== Records for processing
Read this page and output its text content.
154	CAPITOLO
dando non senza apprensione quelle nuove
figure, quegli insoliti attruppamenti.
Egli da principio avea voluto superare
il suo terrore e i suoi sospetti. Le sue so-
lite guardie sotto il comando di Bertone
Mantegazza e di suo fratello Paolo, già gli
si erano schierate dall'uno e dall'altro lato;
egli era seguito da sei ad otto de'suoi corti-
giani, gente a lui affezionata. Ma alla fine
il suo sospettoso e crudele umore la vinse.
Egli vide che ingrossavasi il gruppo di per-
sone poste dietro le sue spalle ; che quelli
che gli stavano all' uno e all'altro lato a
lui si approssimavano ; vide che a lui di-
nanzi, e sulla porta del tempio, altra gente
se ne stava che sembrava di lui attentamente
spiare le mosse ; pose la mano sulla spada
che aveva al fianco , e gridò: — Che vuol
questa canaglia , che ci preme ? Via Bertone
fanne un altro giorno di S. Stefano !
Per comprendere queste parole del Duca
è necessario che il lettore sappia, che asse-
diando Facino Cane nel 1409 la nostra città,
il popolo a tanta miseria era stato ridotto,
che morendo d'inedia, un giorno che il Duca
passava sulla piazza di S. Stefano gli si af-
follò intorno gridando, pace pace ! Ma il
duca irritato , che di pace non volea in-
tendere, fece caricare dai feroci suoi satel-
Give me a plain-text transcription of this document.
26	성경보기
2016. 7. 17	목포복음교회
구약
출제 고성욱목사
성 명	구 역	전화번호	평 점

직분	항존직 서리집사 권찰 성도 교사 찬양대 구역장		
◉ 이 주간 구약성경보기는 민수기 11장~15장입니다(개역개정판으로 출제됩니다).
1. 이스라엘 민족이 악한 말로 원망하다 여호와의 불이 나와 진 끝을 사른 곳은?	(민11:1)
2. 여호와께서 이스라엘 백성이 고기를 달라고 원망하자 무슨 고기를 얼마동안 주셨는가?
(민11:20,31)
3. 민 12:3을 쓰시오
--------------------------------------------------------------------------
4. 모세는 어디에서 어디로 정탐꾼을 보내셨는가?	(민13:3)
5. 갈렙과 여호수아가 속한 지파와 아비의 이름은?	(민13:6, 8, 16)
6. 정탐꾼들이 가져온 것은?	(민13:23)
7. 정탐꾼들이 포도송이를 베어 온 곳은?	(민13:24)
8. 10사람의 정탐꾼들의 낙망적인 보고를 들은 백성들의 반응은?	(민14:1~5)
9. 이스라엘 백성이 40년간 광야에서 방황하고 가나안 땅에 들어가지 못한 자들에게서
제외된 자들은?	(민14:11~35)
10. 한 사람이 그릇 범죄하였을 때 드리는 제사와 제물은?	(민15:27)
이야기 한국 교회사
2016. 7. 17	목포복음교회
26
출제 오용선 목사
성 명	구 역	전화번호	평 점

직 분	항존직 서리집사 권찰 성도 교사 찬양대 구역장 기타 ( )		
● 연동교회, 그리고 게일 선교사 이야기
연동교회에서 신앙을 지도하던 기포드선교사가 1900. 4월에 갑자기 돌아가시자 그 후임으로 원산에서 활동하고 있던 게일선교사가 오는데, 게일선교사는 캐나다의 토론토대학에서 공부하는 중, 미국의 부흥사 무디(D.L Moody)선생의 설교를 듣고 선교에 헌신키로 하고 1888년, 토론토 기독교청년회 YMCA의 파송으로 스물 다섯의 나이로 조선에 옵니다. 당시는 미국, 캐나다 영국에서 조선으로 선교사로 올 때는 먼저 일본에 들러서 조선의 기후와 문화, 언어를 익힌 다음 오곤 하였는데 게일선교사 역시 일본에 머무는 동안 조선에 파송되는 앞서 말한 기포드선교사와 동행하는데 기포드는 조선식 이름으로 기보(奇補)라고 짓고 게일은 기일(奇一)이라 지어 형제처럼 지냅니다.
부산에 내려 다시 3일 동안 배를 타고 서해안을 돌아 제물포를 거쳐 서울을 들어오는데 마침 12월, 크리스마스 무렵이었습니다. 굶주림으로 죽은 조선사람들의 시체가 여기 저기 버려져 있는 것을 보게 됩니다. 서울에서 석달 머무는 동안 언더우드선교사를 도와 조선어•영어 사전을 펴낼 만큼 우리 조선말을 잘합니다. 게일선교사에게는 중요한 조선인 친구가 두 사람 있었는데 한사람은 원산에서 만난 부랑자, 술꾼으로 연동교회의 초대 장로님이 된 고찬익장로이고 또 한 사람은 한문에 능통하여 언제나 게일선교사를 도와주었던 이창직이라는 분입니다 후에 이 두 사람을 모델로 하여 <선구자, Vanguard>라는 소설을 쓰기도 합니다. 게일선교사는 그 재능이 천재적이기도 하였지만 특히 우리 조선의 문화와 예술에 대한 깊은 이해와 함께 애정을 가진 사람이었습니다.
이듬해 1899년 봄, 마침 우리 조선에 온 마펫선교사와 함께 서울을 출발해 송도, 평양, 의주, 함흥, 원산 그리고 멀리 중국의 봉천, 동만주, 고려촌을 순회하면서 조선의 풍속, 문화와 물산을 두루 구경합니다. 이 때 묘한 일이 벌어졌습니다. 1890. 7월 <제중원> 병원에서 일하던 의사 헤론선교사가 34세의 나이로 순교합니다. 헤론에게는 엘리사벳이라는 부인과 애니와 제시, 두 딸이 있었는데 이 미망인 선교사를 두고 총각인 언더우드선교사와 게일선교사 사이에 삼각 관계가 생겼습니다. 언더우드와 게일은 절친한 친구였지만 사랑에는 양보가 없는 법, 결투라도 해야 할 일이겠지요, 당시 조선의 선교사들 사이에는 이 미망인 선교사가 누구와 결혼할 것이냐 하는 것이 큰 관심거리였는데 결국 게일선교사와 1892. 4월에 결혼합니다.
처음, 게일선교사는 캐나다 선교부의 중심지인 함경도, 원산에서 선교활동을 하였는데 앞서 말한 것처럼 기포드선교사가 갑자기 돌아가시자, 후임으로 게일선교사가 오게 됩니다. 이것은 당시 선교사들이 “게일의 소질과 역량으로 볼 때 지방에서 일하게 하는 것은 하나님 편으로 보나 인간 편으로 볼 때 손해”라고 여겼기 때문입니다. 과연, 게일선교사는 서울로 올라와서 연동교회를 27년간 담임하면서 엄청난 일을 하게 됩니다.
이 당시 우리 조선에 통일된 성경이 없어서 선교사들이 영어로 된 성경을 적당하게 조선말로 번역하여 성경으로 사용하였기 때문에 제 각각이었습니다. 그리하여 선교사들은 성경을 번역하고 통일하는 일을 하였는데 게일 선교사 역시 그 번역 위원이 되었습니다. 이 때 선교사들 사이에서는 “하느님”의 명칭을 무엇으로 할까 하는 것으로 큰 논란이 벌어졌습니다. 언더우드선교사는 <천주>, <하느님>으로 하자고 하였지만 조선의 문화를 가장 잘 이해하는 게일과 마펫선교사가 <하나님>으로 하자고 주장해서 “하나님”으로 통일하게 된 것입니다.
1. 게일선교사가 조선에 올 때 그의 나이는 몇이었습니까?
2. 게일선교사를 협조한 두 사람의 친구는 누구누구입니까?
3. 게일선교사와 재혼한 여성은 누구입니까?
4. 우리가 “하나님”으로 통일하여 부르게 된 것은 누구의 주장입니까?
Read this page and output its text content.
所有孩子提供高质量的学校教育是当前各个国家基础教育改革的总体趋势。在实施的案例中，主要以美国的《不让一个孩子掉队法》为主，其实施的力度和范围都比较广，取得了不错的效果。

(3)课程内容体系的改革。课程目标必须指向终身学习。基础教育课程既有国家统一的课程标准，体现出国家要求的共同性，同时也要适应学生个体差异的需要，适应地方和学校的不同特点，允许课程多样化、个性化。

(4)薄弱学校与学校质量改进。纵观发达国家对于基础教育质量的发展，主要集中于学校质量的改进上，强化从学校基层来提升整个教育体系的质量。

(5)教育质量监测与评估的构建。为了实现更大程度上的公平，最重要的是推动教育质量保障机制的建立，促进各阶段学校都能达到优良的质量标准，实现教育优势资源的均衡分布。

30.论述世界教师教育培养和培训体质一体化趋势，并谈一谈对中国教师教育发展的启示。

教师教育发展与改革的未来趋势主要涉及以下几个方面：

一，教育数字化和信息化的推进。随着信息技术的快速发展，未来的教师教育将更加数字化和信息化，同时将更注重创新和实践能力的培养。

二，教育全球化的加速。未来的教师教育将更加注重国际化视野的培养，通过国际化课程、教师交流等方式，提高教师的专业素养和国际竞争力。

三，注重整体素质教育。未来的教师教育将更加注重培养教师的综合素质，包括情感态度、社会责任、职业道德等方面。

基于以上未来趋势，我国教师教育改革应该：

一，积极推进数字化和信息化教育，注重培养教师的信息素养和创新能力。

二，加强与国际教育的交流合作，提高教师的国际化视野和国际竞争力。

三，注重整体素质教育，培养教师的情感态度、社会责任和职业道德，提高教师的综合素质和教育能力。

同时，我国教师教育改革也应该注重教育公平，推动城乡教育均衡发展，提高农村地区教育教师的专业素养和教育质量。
====
■ Task statement
Filter the entries above down to the lines containing the word "vide".

■ Output of the task
Egli vide che ingrossavasi il gruppo di per-
lui si approssimavano ; vide che a lui di-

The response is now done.